WHAT YOU SHOULD DO: Every record here should be printed again exactly.

(Collected data)
⁂
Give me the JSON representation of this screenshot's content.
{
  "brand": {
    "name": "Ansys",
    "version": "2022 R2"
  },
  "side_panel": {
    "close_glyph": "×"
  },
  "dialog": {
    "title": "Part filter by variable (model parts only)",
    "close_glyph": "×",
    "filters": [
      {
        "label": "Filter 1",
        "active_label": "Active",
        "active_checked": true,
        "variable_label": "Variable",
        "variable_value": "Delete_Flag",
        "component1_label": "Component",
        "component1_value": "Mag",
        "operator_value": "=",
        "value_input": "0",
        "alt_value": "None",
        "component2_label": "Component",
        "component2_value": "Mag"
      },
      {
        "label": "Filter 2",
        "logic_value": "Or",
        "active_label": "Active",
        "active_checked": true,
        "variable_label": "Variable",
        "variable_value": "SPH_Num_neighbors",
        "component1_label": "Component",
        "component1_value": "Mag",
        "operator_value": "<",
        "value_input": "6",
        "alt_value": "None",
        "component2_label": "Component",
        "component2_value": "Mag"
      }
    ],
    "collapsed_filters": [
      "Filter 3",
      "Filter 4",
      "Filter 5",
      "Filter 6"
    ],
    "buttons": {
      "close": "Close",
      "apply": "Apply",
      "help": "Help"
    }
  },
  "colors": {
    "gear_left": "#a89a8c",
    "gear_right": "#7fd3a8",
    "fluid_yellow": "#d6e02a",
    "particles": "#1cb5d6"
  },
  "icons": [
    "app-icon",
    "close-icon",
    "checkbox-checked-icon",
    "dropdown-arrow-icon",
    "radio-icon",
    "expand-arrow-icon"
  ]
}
⁂
WORKED SOLUTION:
Give me the JSON representation of this screenshot's content.
{
  "brand": {
    "name": "Ansys",
    "version": "2022 R2"
  },
  "side_panel": {
    "close_glyph": "×"
  },
  "dialog": {
    "title": "Part filter by variable (model parts only)",
    "close_glyph": "×",
    "filters": [
      {
        "label": "Filter 1",
        "active_label": "Active",
        "active_checked": true,
        "variable_label": "Variable",
        "variable_value": "Delete_Flag",
        "component1_label": "Component",
        "component1_value": "Mag",
        "operator_value": "=",
        "value_input": "0",
        "alt_value": "None",
        "component2_label": "Component",
        "component2_value": "Mag"
      },
      {
        "label": "Filter 2",
        "logic_value": "Or",
        "active_label": "Active",
        "active_checked": true,
        "variable_label": "Variable",
        "variable_value": "SPH_Num_neighbors",
        "component1_label": "Component",
        "component1_value": "Mag",
        "operator_value": "<",
        "value_input": "6",
        "alt_value": "None",
        "component2_label": "Component",
        "component2_value": "Mag"
      }
    ],
    "collapsed_filters": [
      "Filter 3",
      "Filter 4",
      "Filter 5",
      "Filter 6"
    ],
    "buttons": {
      "close": "Close",
      "apply": "Apply",
      "help": "Help"
    }
  },
  "colors": {
    "gear_left": "#a89a8c",
    "gear_right": "#7fd3a8",
    "fluid_yellow": "#d6e02a",
    "particles": "#1cb5d6"
  },
  "icons": [
    "app-icon",
    "close-icon",
    "checkbox-checked-icon",
    "dropdown-arrow-icon",
    "radio-icon",
    "expand-arrow-icon"
  ]
}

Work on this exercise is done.